◆ **Task brief**
Your task is to quote the material that follows, in full and exactly.

◆ **Record set**
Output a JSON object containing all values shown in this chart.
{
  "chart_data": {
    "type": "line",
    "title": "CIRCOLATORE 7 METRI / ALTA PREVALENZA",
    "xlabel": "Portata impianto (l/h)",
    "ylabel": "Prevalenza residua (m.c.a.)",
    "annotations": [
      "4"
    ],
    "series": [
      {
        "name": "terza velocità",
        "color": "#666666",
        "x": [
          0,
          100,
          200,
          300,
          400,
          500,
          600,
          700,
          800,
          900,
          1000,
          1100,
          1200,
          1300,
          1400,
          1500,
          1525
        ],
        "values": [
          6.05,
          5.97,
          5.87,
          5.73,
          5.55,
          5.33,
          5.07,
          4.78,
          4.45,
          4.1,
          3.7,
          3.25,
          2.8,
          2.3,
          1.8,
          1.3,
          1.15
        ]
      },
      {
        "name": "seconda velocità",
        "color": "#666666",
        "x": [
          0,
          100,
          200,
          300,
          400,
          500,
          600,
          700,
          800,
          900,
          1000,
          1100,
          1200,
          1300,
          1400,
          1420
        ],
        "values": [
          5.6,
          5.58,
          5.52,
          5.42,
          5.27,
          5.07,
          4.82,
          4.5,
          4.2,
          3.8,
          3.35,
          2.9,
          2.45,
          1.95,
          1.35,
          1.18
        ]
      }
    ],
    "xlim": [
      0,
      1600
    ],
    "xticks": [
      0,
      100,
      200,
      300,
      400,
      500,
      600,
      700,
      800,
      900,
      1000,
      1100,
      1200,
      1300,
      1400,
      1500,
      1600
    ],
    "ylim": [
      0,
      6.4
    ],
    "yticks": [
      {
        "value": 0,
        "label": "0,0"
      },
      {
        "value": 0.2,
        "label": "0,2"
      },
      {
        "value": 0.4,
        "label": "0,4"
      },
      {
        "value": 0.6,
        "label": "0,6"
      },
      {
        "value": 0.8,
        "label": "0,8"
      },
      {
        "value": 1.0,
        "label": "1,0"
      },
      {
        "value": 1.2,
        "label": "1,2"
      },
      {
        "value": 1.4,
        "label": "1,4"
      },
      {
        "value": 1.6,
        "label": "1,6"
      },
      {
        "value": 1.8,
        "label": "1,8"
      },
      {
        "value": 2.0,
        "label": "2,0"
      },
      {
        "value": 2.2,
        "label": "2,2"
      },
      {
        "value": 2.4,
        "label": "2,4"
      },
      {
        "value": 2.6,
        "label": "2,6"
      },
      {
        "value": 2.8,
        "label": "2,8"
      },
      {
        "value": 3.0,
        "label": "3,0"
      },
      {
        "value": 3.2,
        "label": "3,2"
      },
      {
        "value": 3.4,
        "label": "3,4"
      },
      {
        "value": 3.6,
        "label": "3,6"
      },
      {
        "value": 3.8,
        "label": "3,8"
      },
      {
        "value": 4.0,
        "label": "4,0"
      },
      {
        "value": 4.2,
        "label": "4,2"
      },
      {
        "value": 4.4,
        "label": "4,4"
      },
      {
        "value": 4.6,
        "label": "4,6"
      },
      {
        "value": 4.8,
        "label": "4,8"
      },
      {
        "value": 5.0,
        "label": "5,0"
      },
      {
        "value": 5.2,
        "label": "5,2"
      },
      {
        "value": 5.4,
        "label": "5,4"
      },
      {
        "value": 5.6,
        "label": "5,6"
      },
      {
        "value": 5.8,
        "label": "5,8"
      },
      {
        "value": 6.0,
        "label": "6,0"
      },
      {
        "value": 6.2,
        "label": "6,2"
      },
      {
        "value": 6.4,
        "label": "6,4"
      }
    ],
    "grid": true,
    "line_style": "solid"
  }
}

◆ **Result of the task**
Output a JSON object containing all values shown in this chart.
{
  "chart_data": {
    "type": "line",
    "title": "CIRCOLATORE 7 METRI / ALTA PREVALENZA",
    "xlabel": "Portata impianto (l/h)",
    "ylabel": "Prevalenza residua (m.c.a.)",
    "annotations": [
      "4"
    ],
    "series": [
      {
        "name": "terza velocità",
        "color": "#666666",
        "x": [
          0,
          100,
          200,
          300,
          400,
          500,
          600,
          700,
          800,
          900,
          1000,
          1100,
          1200,
          1300,
          1400,
          1500,
          1525
        ],
        "values": [
          6.05,
          5.97,
          5.87,
          5.73,
          5.55,
          5.33,
          5.07,
          4.78,
          4.45,
          4.1,
          3.7,
          3.25,
          2.8,
          2.3,
          1.8,
          1.3,
          1.15
        ]
      },
      {
        "name": "seconda velocità",
        "color": "#666666",
        "x": [
          0,
          100,
          200,
          300,
          400,
          500,
          600,
          700,
          800,
          900,
          1000,
          1100,
          1200,
          1300,
          1400,
          1420
        ],
        "values": [
          5.6,
          5.58,
          5.52,
          5.42,
          5.27,
          5.07,
          4.82,
          4.5,
          4.2,
          3.8,
          3.35,
          2.9,
          2.45,
          1.95,
          1.35,
          1.18
        ]
      }
    ],
    "xlim": [
      0,
      1600
    ],
    "xticks": [
      0,
      100,
      200,
      300,
      400,
      500,
      600,
      700,
      800,
      900,
      1000,
      1100,
      1200,
      1300,
      1400,
      1500,
      1600
    ],
    "ylim": [
      0,
      6.4
    ],
    "yticks": [
      {
        "value": 0,
        "label": "0,0"
      },
      {
        "value": 0.2,
        "label": "0,2"
      },
      {
        "value": 0.4,
        "label": "0,4"
      },
      {
        "value": 0.6,
        "label": "0,6"
      },
      {
        "value": 0.8,
        "label": "0,8"
      },
      {
        "value": 1.0,
        "label": "1,0"
      },
      {
        "value": 1.2,
        "label": "1,2"
      },
      {
        "value": 1.4,
        "label": "1,4"
      },
      {
        "value": 1.6,
        "label": "1,6"
      },
      {
        "value": 1.8,
        "label": "1,8"
      },
      {
        "value": 2.0,
        "label": "2,0"
      },
      {
        "value": 2.2,
        "label": "2,2"
      },
      {
        "value": 2.4,
        "label": "2,4"
      },
      {
        "value": 2.6,
        "label": "2,6"
      },
      {
        "value": 2.8,
        "label": "2,8"
      },
      {
        "value": 3.0,
        "label": "3,0"
      },
      {
        "value": 3.2,
        "label": "3,2"
      },
      {
        "value": 3.4,
        "label": "3,4"
      },
      {
        "value": 3.6,
        "label": "3,6"
      },
      {
        "value": 3.8,
        "label": "3,8"
      },
      {
        "value": 4.0,
        "label": "4,0"
      },
      {
        "value": 4.2,
        "label": "4,2"
      },
      {
        "value": 4.4,
        "label": "4,4"
      },
      {
        "value": 4.6,
        "label": "4,6"
      },
      {
        "value": 4.8,
        "label": "4,8"
      },
      {
        "value": 5.0,
        "label": "5,0"
      },
      {
        "value": 5.2,
        "label": "5,2"
      },
      {
        "value": 5.4,
        "label": "5,4"
      },
      {
        "value": 5.6,
        "label": "5,6"
      },
      {
        "value": 5.8,
        "label": "5,8"
      },
      {
        "value": 6.0,
        "label": "6,0"
      },
      {
        "value": 6.2,
        "label": "6,2"
      },
      {
        "value": 6.4,
        "label": "6,4"
      }
    ],
    "grid": true,
    "line_style": "solid"
  }
}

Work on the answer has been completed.